WHAT IS ASKED
Reproduce every record below exactly as it appears.

MATERIAL
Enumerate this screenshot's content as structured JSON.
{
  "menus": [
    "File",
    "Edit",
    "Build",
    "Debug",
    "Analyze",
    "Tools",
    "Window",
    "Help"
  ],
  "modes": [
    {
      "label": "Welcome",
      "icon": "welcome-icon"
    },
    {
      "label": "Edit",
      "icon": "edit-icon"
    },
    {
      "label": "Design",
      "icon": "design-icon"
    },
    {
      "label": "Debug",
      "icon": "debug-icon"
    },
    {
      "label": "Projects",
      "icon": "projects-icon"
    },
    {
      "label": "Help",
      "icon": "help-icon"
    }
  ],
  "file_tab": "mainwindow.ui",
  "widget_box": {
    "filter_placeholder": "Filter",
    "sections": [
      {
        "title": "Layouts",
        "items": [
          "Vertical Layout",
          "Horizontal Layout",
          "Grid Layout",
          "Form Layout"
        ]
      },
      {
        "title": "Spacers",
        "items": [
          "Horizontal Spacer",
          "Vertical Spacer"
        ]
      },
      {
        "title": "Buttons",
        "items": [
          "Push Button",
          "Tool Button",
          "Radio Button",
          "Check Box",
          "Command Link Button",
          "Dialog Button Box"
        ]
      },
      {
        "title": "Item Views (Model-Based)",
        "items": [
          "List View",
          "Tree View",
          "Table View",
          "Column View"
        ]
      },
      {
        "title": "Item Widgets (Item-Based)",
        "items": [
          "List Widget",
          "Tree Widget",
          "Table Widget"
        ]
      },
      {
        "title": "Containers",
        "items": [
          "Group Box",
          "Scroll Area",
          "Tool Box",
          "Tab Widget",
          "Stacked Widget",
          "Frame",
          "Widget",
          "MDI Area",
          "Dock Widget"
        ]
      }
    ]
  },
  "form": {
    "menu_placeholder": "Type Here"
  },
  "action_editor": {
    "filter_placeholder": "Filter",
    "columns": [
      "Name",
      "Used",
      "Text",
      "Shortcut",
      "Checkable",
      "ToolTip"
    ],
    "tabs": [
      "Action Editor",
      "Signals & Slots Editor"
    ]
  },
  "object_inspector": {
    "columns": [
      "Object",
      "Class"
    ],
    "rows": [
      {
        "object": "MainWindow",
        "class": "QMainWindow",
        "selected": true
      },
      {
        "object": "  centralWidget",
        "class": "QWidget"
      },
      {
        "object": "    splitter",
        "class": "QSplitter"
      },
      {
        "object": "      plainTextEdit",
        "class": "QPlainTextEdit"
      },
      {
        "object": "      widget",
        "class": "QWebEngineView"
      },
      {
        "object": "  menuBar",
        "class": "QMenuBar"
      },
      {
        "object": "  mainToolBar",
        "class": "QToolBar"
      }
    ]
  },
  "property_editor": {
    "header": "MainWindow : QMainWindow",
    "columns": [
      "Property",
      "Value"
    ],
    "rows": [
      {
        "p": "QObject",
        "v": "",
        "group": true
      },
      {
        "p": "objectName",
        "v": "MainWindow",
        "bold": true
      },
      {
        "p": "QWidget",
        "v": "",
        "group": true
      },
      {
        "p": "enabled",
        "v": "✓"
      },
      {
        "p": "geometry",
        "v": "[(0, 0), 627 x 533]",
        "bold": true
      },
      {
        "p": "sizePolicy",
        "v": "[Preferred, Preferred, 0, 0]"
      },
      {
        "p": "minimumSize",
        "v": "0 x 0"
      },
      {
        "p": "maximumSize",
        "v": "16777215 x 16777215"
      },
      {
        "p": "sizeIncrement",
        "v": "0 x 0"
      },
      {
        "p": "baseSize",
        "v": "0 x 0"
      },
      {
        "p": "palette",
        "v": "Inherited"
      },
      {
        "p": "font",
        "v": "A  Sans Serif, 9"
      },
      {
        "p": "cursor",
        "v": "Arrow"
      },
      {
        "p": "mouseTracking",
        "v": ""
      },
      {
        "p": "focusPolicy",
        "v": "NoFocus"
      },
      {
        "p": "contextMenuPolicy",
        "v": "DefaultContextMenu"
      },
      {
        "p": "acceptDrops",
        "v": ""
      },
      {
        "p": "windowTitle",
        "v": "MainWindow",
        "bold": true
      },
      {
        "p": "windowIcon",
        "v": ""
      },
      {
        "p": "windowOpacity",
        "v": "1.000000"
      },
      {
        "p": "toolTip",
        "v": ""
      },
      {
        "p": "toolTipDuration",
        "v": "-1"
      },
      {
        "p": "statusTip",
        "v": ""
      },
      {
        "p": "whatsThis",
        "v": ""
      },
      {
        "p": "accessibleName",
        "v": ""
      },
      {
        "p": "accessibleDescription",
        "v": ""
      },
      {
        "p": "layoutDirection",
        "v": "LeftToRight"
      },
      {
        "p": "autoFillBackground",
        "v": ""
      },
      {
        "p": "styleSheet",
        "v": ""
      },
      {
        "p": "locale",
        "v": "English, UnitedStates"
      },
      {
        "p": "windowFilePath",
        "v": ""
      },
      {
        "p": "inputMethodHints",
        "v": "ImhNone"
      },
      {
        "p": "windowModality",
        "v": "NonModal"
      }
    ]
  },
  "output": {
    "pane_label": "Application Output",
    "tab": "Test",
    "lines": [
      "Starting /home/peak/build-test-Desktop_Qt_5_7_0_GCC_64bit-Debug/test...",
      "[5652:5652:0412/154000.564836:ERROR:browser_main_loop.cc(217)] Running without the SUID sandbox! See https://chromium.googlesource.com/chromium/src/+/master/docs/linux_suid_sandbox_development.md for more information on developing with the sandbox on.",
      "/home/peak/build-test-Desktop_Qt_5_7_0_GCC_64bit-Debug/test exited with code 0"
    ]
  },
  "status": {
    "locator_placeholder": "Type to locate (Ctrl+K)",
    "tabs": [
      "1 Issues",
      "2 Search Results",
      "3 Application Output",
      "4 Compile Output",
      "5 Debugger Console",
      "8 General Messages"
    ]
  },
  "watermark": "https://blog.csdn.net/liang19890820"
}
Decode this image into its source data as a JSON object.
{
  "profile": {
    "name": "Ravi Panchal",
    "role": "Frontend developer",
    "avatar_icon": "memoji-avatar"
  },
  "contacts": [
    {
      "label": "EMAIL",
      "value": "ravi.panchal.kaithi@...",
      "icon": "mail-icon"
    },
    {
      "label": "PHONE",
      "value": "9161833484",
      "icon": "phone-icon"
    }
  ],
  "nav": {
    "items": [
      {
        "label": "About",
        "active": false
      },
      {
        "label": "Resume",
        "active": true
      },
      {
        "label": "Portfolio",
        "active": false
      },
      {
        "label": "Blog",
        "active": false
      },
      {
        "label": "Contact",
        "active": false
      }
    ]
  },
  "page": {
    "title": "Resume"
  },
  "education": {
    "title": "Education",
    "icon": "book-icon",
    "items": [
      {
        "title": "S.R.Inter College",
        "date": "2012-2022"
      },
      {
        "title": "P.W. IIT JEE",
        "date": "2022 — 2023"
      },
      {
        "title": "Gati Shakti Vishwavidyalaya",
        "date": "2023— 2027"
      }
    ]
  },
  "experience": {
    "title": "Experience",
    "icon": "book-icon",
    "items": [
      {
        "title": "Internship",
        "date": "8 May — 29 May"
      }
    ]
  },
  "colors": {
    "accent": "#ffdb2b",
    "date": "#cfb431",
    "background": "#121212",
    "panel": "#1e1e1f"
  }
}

RESPONSE TO THIS TASK
Enumerate this screenshot's content as structured JSON.
{
  "menus": [
    "File",
    "Edit",
    "Build",
    "Debug",
    "Analyze",
    "Tools",
    "Window",
    "Help"
  ],
  "modes": [
    {
      "label": "Welcome",
      "icon": "welcome-icon"
    },
    {
      "label": "Edit",
      "icon": "edit-icon"
    },
    {
      "label": "Design",
      "icon": "design-icon"
    },
    {
      "label": "Debug",
      "icon": "debug-icon"
    },
    {
      "label": "Projects",
      "icon": "projects-icon"
    },
    {
      "label": "Help",
      "icon": "help-icon"
    }
  ],
  "file_tab": "mainwindow.ui",
  "widget_box": {
    "filter_placeholder": "Filter",
    "sections": [
      {
        "title": "Layouts",
        "items": [
          "Vertical Layout",
          "Horizontal Layout",
          "Grid Layout",
          "Form Layout"
        ]
      },
      {
        "title": "Spacers",
        "items": [
          "Horizontal Spacer",
          "Vertical Spacer"
        ]
      },
      {
        "title": "Buttons",
        "items": [
          "Push Button",
          "Tool Button",
          "Radio Button",
          "Check Box",
          "Command Link Button",
          "Dialog Button Box"
        ]
      },
      {
        "title": "Item Views (Model-Based)",
        "items": [
          "List View",
          "Tree View",
          "Table View",
          "Column View"
        ]
      },
      {
        "title": "Item Widgets (Item-Based)",
        "items": [
          "List Widget",
          "Tree Widget",
          "Table Widget"
        ]
      },
      {
        "title": "Containers",
        "items": [
          "Group Box",
          "Scroll Area",
          "Tool Box",
          "Tab Widget",
          "Stacked Widget",
          "Frame",
          "Widget",
          "MDI Area",
          "Dock Widget"
        ]
      }
    ]
  },
  "form": {
    "menu_placeholder": "Type Here"
  },
  "action_editor": {
    "filter_placeholder": "Filter",
    "columns": [
      "Name",
      "Used",
      "Text",
      "Shortcut",
      "Checkable",
      "ToolTip"
    ],
    "tabs": [
      "Action Editor",
      "Signals & Slots Editor"
    ]
  },
  "object_inspector": {
    "columns": [
      "Object",
      "Class"
    ],
    "rows": [
      {
        "object": "MainWindow",
        "class": "QMainWindow",
        "selected": true
      },
      {
        "object": "  centralWidget",
        "class": "QWidget"
      },
      {
        "object": "    splitter",
        "class": "QSplitter"
      },
      {
        "object": "      plainTextEdit",
        "class": "QPlainTextEdit"
      },
      {
        "object": "      widget",
        "class": "QWebEngineView"
      },
      {
        "object": "  menuBar",
        "class": "QMenuBar"
      },
      {
        "object": "  mainToolBar",
        "class": "QToolBar"
      }
    ]
  },
  "property_editor": {
    "header": "MainWindow : QMainWindow",
    "columns": [
      "Property",
      "Value"
    ],
    "rows": [
      {
        "p": "QObject",
        "v": "",
        "group": true
      },
      {
        "p": "objectName",
        "v": "MainWindow",
        "bold": true
      },
      {
        "p": "QWidget",
        "v": "",
        "group": true
      },
      {
        "p": "enabled",
        "v": "✓"
      },
      {
        "p": "geometry",
        "v": "[(0, 0), 627 x 533]",
        "bold": true
      },
      {
        "p": "sizePolicy",
        "v": "[Preferred, Preferred, 0, 0]"
      },
      {
        "p": "minimumSize",
        "v": "0 x 0"
      },
      {
        "p": "maximumSize",
        "v": "16777215 x 16777215"
      },
      {
        "p": "sizeIncrement",
        "v": "0 x 0"
      },
      {
        "p": "baseSize",
        "v": "0 x 0"
      },
      {
        "p": "palette",
        "v": "Inherited"
      },
      {
        "p": "font",
        "v": "A  Sans Serif, 9"
      },
      {
        "p": "cursor",
        "v": "Arrow"
      },
      {
        "p": "mouseTracking",
        "v": ""
      },
      {
        "p": "focusPolicy",
        "v": "NoFocus"
      },
      {
        "p": "contextMenuPolicy",
        "v": "DefaultContextMenu"
      },
      {
        "p": "acceptDrops",
        "v": ""
      },
      {
        "p": "windowTitle",
        "v": "MainWindow",
        "bold": true
      },
      {
        "p": "windowIcon",
        "v": ""
      },
      {
        "p": "windowOpacity",
        "v": "1.000000"
      },
      {
        "p": "toolTip",
        "v": ""
      },
      {
        "p": "toolTipDuration",
        "v": "-1"
      },
      {
        "p": "statusTip",
        "v": ""
      },
      {
        "p": "whatsThis",
        "v": ""
      },
      {
        "p": "accessibleName",
        "v": ""
      },
      {
        "p": "accessibleDescription",
        "v": ""
      },
      {
        "p": "layoutDirection",
        "v": "LeftToRight"
      },
      {
        "p": "autoFillBackground",
        "v": ""
      },
      {
        "p": "styleSheet",
        "v": ""
      },
      {
        "p": "locale",
        "v": "English, UnitedStates"
      },
      {
        "p": "windowFilePath",
        "v": ""
      },
      {
        "p": "inputMethodHints",
        "v": "ImhNone"
      },
      {
        "p": "windowModality",
        "v": "NonModal"
      }
    ]
  },
  "output": {
    "pane_label": "Application Output",
    "tab": "Test",
    "lines": [
      "Starting /home/peak/build-test-Desktop_Qt_5_7_0_GCC_64bit-Debug/test...",
      "[5652:5652:0412/154000.564836:ERROR:browser_main_loop.cc(217)] Running without the SUID sandbox! See https://chromium.googlesource.com/chromium/src/+/master/docs/linux_suid_sandbox_development.md for more information on developing with the sandbox on.",
      "/home/peak/build-test-Desktop_Qt_5_7_0_GCC_64bit-Debug/test exited with code 0"
    ]
  },
  "status": {
    "locator_placeholder": "Type to locate (Ctrl+K)",
    "tabs": [
      "1 Issues",
      "2 Search Results",
      "3 Application Output",
      "4 Compile Output",
      "5 Debugger Console",
      "8 General Messages"
    ]
  },
  "watermark": "https://blog.csdn.net/liang19890820"
}
Decode this image into its source data as a JSON object.
{
  "profile": {
    "name": "Ravi Panchal",
    "role": "Frontend developer",
    "avatar_icon": "memoji-avatar"
  },
  "contacts": [
    {
      "label": "EMAIL",
      "value": "ravi.panchal.kaithi@...",
      "icon": "mail-icon"
    },
    {
      "label": "PHONE",
      "value": "9161833484",
      "icon": "phone-icon"
    }
  ],
  "nav": {
    "items": [
      {
        "label": "About",
        "active": false
      },
      {
        "label": "Resume",
        "active": true
      },
      {
        "label": "Portfolio",
        "active": false
      },
      {
        "label": "Blog",
        "active": false
      },
      {
        "label": "Contact",
        "active": false
      }
    ]
  },
  "page": {
    "title": "Resume"
  },
  "education": {
    "title": "Education",
    "icon": "book-icon",
    "items": [
      {
        "title": "S.R.Inter College",
        "date": "2012-2022"
      },
      {
        "title": "P.W. IIT JEE",
        "date": "2022 — 2023"
      },
      {
        "title": "Gati Shakti Vishwavidyalaya",
        "date": "2023— 2027"
      }
    ]
  },
  "experience": {
    "title": "Experience",
    "icon": "book-icon",
    "items": [
      {
        "title": "Internship",
        "date": "8 May — 29 May"
      }
    ]
  },
  "colors": {
    "accent": "#ffdb2b",
    "date": "#cfb431",
    "background": "#121212",
    "panel": "#1e1e1f"
  }
}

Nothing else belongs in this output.